What to do: Update all of the records below by changing each "colorbar-band" to "legend-band" and leaving everything else as it is.

Dataset:
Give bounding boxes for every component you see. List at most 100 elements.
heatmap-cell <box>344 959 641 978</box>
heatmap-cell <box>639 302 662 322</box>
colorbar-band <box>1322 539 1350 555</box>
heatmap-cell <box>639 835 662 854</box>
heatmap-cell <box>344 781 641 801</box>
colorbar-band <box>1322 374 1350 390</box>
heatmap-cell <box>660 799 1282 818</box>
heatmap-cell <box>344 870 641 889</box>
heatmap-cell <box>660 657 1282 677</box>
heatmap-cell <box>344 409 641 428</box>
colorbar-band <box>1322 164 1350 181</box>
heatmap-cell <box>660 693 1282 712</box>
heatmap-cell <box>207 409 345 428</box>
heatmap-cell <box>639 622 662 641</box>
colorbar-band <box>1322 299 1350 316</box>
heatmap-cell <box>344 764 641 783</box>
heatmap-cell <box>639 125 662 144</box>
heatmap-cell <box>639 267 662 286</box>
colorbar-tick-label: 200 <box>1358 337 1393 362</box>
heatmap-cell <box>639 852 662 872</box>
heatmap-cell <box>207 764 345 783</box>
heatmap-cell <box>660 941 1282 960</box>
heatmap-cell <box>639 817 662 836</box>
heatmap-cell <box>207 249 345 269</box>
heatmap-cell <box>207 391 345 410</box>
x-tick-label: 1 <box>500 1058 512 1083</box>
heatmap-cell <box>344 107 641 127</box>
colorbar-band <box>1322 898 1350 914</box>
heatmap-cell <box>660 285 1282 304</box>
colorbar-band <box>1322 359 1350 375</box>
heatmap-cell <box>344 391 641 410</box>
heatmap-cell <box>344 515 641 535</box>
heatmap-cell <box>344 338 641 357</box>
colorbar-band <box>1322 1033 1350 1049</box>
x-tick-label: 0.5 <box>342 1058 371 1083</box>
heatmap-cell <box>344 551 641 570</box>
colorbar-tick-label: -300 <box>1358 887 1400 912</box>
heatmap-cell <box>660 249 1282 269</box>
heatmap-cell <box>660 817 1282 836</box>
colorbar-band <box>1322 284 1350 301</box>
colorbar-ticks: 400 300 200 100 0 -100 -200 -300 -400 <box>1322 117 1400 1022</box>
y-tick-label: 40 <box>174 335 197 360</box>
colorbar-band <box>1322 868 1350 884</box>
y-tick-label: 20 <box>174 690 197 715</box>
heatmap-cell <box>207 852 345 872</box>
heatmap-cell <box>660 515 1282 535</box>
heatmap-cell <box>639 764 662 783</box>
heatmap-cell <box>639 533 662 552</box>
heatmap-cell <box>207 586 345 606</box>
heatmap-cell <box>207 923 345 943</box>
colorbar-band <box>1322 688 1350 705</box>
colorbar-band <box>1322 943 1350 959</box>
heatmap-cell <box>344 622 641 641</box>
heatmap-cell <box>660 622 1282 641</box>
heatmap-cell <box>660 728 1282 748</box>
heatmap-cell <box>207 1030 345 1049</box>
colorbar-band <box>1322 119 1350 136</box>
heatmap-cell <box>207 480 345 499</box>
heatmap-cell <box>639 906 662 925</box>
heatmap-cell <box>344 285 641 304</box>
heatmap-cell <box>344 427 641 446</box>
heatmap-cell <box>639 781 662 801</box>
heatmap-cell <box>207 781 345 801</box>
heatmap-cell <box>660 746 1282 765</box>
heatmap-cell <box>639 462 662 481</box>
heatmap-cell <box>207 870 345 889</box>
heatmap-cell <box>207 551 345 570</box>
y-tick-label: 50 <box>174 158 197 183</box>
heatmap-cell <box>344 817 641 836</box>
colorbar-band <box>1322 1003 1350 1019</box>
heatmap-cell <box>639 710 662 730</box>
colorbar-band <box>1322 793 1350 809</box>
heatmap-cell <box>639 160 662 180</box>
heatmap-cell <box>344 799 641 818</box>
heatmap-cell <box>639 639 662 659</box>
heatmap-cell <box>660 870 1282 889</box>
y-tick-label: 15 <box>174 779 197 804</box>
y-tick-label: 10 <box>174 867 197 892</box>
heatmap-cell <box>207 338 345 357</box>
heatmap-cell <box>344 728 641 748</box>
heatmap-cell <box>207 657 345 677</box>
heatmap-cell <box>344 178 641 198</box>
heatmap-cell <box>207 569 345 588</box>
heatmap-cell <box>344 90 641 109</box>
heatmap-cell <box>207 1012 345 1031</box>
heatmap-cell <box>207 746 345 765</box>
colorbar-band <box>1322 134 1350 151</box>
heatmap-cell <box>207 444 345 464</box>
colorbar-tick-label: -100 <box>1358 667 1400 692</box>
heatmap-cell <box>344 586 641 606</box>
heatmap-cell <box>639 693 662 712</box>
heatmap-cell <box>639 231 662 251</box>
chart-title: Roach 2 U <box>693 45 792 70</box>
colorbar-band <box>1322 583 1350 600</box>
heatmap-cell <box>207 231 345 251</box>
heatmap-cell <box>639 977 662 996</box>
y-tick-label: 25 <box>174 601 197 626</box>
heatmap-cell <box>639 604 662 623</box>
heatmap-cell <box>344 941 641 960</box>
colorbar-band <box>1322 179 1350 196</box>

Final result:
Give bounding boxes for every component you see. List at most 100 elements.
heatmap-cell <box>344 959 641 978</box>
heatmap-cell <box>639 302 662 322</box>
legend-band <box>1322 539 1350 555</box>
heatmap-cell <box>639 835 662 854</box>
heatmap-cell <box>344 781 641 801</box>
legend-band <box>1322 374 1350 390</box>
heatmap-cell <box>660 799 1282 818</box>
heatmap-cell <box>344 870 641 889</box>
heatmap-cell <box>660 657 1282 677</box>
heatmap-cell <box>344 409 641 428</box>
legend-band <box>1322 164 1350 181</box>
heatmap-cell <box>660 693 1282 712</box>
heatmap-cell <box>207 409 345 428</box>
heatmap-cell <box>639 622 662 641</box>
legend-band <box>1322 299 1350 316</box>
heatmap-cell <box>344 764 641 783</box>
heatmap-cell <box>639 125 662 144</box>
heatmap-cell <box>639 267 662 286</box>
colorbar-tick-label: 200 <box>1358 337 1393 362</box>
heatmap-cell <box>639 852 662 872</box>
heatmap-cell <box>207 764 345 783</box>
heatmap-cell <box>660 941 1282 960</box>
heatmap-cell <box>639 817 662 836</box>
heatmap-cell <box>207 249 345 269</box>
heatmap-cell <box>207 391 345 410</box>
x-tick-label: 1 <box>500 1058 512 1083</box>
heatmap-cell <box>344 107 641 127</box>
legend-band <box>1322 898 1350 914</box>
heatmap-cell <box>660 285 1282 304</box>
legend-band <box>1322 359 1350 375</box>
heatmap-cell <box>344 391 641 410</box>
heatmap-cell <box>344 515 641 535</box>
heatmap-cell <box>344 338 641 357</box>
legend-band <box>1322 1033 1350 1049</box>
x-tick-label: 0.5 <box>342 1058 371 1083</box>
heatmap-cell <box>344 551 641 570</box>
colorbar-tick-label: -300 <box>1358 887 1400 912</box>
heatmap-cell <box>660 249 1282 269</box>
heatmap-cell <box>660 817 1282 836</box>
legend-band <box>1322 284 1350 301</box>
colorbar-ticks: 400 300 200 100 0 -100 -200 -300 -400 <box>1322 117 1400 1022</box>
y-tick-label: 40 <box>174 335 197 360</box>
legend-band <box>1322 868 1350 884</box>
y-tick-label: 20 <box>174 690 197 715</box>
heatmap-cell <box>207 852 345 872</box>
heatmap-cell <box>660 515 1282 535</box>
heatmap-cell <box>639 764 662 783</box>
heatmap-cell <box>639 533 662 552</box>
heatmap-cell <box>207 586 345 606</box>
heatmap-cell <box>207 923 345 943</box>
legend-band <box>1322 688 1350 705</box>
legend-band <box>1322 943 1350 959</box>
heatmap-cell <box>344 622 641 641</box>
heatmap-cell <box>660 622 1282 641</box>
heatmap-cell <box>660 728 1282 748</box>
heatmap-cell <box>207 1030 345 1049</box>
legend-band <box>1322 119 1350 136</box>
heatmap-cell <box>207 480 345 499</box>
heatmap-cell <box>639 906 662 925</box>
heatmap-cell <box>344 285 641 304</box>
heatmap-cell <box>344 427 641 446</box>
heatmap-cell <box>639 781 662 801</box>
heatmap-cell <box>207 781 345 801</box>
heatmap-cell <box>660 746 1282 765</box>
heatmap-cell <box>639 462 662 481</box>
heatmap-cell <box>207 870 345 889</box>
heatmap-cell <box>207 551 345 570</box>
y-tick-label: 50 <box>174 158 197 183</box>
heatmap-cell <box>344 817 641 836</box>
legend-band <box>1322 1003 1350 1019</box>
heatmap-cell <box>639 710 662 730</box>
legend-band <box>1322 793 1350 809</box>
heatmap-cell <box>639 160 662 180</box>
heatmap-cell <box>344 799 641 818</box>
heatmap-cell <box>639 639 662 659</box>
heatmap-cell <box>660 870 1282 889</box>
y-tick-label: 15 <box>174 779 197 804</box>
y-tick-label: 10 <box>174 867 197 892</box>
heatmap-cell <box>207 338 345 357</box>
heatmap-cell <box>344 728 641 748</box>
heatmap-cell <box>207 657 345 677</box>
heatmap-cell <box>344 178 641 198</box>
heatmap-cell <box>207 569 345 588</box>
heatmap-cell <box>344 90 641 109</box>
heatmap-cell <box>207 1012 345 1031</box>
heatmap-cell <box>207 746 345 765</box>
legend-band <box>1322 134 1350 151</box>
heatmap-cell <box>207 444 345 464</box>
colorbar-tick-label: -100 <box>1358 667 1400 692</box>
heatmap-cell <box>344 586 641 606</box>
heatmap-cell <box>639 693 662 712</box>
heatmap-cell <box>639 231 662 251</box>
chart-title: Roach 2 U <box>693 45 792 70</box>
legend-band <box>1322 583 1350 600</box>
heatmap-cell <box>207 231 345 251</box>
heatmap-cell <box>639 977 662 996</box>
y-tick-label: 25 <box>174 601 197 626</box>
heatmap-cell <box>639 604 662 623</box>
heatmap-cell <box>344 941 641 960</box>
legend-band <box>1322 179 1350 196</box>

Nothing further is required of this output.